**Aim of the task**: Put every line from the start of the material through the line containing "The secondary absorber 46 is at (322, 221)." into a JSON list of strings, one string per line. Leave out blank lines.

Start of Data supplied

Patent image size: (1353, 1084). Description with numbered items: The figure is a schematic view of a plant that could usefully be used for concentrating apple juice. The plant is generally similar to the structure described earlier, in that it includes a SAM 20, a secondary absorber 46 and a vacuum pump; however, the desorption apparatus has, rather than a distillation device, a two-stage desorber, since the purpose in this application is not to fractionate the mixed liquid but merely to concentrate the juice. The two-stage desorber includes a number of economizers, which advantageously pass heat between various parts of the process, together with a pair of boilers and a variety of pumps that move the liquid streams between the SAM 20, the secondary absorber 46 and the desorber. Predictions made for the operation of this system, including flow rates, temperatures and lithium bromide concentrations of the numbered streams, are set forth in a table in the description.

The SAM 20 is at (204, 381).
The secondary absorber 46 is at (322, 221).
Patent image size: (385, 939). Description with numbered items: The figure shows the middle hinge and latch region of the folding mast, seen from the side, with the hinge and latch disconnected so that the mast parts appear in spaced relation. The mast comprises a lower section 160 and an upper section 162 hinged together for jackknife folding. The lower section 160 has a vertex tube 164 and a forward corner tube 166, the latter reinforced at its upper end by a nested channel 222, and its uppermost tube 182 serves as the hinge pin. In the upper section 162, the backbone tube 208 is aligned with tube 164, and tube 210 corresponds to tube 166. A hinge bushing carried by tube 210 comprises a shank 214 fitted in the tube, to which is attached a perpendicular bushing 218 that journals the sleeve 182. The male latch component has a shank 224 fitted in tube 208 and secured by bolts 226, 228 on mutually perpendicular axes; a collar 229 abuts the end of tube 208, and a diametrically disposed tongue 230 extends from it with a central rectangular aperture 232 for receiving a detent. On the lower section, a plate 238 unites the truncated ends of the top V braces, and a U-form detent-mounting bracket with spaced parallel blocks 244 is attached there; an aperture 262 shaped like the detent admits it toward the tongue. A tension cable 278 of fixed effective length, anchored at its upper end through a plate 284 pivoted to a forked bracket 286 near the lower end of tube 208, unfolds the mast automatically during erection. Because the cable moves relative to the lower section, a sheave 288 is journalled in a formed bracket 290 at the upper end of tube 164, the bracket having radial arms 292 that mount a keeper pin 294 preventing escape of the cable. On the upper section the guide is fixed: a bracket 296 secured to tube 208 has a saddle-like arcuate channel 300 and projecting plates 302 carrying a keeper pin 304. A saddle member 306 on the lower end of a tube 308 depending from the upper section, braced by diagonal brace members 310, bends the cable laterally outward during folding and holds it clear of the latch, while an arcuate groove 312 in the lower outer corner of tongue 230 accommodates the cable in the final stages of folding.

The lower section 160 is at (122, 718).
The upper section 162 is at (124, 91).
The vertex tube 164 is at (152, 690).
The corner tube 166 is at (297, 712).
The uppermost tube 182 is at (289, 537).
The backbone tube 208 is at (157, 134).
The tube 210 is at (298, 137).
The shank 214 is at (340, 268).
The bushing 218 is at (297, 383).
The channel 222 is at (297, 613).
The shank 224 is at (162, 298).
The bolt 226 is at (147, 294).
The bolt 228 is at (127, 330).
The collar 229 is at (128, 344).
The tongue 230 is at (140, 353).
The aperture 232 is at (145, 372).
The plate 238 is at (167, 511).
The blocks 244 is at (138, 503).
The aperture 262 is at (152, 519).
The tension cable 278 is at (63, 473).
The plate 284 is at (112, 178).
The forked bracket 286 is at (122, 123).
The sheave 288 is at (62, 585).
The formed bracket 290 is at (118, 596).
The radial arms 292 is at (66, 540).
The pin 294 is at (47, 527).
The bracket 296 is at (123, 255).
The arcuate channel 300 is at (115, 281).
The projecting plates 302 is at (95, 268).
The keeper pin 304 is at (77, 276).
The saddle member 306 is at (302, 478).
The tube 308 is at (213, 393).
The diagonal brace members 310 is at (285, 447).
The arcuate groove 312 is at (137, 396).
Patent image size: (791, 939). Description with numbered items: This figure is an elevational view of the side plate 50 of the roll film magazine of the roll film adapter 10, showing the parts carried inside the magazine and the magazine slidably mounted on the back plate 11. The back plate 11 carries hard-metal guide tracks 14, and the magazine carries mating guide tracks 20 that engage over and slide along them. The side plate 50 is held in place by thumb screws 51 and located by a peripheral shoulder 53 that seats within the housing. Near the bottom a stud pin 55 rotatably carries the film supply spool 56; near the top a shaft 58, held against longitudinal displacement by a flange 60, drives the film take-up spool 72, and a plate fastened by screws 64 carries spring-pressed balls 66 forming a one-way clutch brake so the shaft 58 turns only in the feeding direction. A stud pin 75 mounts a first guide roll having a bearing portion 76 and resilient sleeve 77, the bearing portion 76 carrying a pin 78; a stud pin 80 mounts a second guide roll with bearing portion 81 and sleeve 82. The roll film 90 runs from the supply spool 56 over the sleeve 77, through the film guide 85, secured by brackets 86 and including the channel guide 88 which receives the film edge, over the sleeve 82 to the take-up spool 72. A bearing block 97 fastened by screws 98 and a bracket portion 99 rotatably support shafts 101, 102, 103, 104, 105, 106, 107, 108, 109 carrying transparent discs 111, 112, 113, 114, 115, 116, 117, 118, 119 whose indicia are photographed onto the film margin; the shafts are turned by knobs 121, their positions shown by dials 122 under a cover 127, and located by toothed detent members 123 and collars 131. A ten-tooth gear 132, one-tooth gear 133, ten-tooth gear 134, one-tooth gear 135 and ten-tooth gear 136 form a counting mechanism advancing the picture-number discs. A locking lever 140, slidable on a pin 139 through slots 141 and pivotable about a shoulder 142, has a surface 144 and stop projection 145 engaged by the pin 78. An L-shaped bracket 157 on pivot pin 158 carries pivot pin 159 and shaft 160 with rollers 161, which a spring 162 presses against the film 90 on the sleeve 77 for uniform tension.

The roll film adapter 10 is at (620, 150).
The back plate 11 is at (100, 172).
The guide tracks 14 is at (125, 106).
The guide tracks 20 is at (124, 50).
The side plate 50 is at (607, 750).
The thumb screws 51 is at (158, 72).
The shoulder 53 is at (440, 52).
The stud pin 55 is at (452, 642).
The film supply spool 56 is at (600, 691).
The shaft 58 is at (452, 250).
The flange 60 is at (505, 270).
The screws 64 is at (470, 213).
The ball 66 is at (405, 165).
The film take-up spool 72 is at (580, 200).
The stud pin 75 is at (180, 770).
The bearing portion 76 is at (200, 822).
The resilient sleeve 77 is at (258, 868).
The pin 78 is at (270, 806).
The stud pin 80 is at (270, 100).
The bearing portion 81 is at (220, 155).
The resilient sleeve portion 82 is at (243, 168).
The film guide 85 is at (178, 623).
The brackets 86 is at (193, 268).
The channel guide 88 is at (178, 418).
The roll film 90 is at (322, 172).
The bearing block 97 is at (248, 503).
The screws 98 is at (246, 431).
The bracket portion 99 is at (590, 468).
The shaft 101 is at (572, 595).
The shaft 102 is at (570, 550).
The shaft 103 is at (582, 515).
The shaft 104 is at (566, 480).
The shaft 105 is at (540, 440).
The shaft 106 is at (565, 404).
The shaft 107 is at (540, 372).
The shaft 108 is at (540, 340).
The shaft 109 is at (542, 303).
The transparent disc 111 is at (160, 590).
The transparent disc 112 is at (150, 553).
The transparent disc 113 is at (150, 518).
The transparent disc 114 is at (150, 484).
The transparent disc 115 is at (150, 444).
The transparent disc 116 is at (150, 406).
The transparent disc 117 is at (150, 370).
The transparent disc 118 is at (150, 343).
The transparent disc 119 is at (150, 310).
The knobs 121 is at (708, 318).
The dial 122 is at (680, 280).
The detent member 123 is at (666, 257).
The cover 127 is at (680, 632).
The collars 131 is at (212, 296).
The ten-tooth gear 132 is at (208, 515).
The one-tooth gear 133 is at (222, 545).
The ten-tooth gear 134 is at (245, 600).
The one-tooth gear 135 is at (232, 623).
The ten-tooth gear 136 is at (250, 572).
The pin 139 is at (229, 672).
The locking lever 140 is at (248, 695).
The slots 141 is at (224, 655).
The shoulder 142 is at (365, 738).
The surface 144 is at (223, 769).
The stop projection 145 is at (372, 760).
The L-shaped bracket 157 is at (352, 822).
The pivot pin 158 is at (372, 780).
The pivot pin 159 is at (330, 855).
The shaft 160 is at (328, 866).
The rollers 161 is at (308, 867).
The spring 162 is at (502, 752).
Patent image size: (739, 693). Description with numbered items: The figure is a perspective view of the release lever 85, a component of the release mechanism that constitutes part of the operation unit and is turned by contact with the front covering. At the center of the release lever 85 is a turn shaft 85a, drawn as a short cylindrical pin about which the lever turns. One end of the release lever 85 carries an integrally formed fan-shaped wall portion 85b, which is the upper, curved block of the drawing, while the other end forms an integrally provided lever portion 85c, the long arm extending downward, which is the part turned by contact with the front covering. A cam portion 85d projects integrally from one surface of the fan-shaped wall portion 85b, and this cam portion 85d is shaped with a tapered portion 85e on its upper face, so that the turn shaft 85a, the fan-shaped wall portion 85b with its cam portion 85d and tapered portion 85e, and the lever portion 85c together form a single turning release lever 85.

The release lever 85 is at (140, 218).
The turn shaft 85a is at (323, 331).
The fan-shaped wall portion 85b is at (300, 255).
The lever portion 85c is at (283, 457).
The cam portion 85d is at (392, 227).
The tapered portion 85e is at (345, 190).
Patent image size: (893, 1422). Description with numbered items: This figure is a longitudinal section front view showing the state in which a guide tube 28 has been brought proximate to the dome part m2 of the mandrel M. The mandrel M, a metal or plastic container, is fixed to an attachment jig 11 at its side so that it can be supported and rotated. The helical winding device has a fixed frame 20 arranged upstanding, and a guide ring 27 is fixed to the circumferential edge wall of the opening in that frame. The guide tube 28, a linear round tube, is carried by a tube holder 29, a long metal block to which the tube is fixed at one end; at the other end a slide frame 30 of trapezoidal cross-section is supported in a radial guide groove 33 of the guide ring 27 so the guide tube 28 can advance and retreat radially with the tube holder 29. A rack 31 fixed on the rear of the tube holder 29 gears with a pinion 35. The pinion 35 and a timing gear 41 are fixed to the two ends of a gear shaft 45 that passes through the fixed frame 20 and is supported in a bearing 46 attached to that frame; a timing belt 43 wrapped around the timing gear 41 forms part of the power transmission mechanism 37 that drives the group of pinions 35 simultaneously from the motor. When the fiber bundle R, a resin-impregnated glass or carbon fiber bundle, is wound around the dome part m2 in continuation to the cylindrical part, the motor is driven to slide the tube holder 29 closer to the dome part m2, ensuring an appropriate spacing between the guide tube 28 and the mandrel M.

End of Data supplied

**Correct answer**:
[
  "Patent image size: (1353, 1084). Description with numbered items: The figure is a schematic view of a plant that could usefully be used for concentrating apple juice. The plant is generally similar to the structure described earlier, in that it includes a SAM 20, a secondary absorber 46 and a vacuum pump; however, the desorption apparatus has, rather than a distillation device, a two-stage desorber, since the purpose in this application is not to fractionate the mixed liquid but merely to concentrate the juice. The two-stage desorber includes a number of economizers, which advantageously pass heat between various parts of the process, together with a pair of boilers and a variety of pumps that move the liquid streams between the SAM 20, the secondary absorber 46 and the desorber. Predictions made for the operation of this system, including flow rates, temperatures and lithium bromide concentrations of the numbered streams, are set forth in a table in the description.",
  "The SAM 20 is at (204, 381).",
  "The secondary absorber 46 is at (322, 221)."
]